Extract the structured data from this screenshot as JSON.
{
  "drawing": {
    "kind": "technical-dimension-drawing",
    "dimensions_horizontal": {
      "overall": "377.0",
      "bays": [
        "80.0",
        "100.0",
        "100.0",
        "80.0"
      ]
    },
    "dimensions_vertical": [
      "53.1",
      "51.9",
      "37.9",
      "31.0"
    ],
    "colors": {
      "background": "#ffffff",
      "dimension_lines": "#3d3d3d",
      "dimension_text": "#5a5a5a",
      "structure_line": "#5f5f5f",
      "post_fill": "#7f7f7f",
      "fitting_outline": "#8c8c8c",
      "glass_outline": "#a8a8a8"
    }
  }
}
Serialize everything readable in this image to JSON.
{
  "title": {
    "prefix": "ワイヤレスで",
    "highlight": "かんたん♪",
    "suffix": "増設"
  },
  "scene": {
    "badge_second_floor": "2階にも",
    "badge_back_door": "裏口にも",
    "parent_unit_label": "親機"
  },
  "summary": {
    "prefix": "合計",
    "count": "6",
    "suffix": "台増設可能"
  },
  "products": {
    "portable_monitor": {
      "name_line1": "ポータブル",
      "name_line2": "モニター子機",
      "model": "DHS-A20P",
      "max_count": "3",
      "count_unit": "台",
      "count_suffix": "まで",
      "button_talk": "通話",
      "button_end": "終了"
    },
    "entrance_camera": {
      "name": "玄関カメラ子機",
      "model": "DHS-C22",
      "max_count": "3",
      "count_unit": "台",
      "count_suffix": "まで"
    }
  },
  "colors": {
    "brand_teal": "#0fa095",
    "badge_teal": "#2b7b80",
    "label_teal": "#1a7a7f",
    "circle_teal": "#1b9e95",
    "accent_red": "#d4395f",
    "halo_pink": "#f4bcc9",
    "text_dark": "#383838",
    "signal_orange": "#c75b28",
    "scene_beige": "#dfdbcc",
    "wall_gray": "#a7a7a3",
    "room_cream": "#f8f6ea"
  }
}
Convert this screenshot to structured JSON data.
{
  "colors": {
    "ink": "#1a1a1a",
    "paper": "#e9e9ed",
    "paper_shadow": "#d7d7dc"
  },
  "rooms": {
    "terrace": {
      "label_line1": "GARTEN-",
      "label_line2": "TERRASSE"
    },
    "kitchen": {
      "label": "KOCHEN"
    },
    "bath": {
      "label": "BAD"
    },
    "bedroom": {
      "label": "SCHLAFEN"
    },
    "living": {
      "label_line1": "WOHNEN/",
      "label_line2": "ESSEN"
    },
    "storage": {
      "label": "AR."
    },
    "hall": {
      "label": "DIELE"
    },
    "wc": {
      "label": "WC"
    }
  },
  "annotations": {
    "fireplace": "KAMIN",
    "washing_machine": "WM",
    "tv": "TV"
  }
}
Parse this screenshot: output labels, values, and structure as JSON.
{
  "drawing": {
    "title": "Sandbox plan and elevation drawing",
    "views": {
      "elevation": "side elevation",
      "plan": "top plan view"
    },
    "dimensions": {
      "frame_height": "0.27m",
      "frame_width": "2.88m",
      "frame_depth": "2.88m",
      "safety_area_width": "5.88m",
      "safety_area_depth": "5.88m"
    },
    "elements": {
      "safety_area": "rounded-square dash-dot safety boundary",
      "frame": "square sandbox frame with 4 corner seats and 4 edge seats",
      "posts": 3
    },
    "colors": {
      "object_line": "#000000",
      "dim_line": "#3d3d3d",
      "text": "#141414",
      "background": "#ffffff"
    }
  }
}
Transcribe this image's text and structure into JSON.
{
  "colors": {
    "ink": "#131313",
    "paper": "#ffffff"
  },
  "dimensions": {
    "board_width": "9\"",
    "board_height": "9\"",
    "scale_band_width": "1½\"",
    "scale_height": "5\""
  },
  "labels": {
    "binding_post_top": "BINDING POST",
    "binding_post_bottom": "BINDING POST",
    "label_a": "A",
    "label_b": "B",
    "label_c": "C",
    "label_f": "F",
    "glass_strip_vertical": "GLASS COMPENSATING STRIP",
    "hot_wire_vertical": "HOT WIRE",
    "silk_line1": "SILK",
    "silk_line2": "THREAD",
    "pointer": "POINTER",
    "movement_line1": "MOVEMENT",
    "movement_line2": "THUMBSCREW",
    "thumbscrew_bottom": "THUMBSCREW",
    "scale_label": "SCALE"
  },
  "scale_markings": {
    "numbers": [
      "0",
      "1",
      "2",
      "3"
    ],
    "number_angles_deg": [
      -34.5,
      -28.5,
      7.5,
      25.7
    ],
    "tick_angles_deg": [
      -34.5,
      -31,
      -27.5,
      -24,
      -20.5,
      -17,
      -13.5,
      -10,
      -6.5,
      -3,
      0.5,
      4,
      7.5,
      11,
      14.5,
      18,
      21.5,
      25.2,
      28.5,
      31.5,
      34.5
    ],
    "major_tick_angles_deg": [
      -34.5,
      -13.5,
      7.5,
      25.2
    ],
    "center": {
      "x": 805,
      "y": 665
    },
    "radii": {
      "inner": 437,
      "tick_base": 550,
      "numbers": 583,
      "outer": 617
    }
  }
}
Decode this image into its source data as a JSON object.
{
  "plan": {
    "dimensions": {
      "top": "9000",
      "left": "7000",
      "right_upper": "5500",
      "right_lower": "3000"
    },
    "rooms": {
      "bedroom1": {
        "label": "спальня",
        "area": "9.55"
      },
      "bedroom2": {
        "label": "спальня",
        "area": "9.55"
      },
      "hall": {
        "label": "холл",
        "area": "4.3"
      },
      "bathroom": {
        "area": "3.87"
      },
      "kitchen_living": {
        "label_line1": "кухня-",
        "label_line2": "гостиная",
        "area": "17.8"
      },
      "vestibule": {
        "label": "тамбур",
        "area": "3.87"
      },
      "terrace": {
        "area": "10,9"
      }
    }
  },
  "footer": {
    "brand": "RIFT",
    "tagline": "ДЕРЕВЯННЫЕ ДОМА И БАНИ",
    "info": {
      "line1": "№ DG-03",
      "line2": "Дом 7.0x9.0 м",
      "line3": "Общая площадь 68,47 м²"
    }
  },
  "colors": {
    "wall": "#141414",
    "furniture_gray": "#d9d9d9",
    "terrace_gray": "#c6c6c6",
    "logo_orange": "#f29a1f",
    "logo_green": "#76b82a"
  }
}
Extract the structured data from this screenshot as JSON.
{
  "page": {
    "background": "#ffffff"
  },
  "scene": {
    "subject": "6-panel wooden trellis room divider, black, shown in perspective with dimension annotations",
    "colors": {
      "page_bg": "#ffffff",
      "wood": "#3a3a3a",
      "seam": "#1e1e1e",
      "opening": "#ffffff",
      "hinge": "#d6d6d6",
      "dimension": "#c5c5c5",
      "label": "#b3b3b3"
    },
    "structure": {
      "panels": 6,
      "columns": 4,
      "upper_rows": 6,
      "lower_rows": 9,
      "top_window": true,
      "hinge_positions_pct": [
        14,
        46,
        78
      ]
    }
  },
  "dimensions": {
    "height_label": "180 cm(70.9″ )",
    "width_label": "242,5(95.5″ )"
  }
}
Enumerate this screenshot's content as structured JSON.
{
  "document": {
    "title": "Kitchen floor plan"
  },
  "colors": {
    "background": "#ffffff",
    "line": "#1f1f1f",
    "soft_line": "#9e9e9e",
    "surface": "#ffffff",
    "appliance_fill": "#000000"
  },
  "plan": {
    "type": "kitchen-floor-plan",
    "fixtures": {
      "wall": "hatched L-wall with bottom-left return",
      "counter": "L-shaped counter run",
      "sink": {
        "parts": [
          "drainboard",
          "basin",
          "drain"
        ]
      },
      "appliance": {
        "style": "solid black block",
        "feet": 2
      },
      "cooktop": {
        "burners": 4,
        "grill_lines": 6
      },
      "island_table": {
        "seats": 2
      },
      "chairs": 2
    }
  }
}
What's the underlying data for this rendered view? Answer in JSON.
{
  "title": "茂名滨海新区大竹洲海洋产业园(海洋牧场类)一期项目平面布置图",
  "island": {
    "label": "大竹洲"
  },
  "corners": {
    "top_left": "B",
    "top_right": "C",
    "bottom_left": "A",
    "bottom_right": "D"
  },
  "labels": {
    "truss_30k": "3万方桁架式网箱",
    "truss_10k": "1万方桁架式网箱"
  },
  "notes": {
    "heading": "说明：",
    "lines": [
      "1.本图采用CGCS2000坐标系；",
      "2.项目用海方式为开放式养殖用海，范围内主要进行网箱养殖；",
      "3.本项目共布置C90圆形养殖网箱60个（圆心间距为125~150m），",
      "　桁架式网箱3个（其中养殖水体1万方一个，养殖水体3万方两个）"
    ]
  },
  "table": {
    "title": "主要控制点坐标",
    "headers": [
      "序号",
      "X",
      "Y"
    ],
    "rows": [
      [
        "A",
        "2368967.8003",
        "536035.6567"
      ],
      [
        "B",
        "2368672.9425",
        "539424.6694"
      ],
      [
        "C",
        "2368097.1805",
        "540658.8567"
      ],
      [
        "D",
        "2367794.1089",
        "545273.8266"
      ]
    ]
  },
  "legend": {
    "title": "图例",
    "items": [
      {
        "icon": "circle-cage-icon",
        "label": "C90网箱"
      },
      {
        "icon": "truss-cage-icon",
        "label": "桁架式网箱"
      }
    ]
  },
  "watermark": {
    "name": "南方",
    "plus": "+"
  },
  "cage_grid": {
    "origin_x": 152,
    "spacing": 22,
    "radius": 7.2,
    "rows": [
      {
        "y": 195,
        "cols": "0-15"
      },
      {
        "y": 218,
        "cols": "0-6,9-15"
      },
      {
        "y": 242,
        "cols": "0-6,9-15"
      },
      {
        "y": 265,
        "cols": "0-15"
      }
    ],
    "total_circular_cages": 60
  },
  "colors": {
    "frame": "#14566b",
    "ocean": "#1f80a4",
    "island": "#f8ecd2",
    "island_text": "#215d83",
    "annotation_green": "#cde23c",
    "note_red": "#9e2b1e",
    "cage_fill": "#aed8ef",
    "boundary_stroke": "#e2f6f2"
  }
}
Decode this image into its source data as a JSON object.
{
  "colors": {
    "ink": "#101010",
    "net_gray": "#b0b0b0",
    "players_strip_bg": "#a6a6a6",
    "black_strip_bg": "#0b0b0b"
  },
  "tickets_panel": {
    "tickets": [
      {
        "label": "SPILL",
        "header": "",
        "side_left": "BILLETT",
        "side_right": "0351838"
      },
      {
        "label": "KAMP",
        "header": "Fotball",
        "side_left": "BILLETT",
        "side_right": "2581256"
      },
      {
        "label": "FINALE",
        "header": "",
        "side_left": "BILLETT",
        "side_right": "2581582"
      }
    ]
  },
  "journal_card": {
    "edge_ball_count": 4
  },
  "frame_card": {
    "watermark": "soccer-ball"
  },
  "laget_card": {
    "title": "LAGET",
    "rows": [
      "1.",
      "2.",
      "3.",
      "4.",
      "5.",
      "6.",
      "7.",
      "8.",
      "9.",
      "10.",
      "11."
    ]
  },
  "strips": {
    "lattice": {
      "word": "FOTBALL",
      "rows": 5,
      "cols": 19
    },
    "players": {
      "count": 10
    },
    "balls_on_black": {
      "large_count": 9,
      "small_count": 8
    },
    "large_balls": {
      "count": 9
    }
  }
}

○ ○ ○

Show the lines that mention the word "seats".

**ANSWER TO THE TASK**
      "frame": "square sandbox frame with 4 corner seats and 4 edge seats",
        "seats": 2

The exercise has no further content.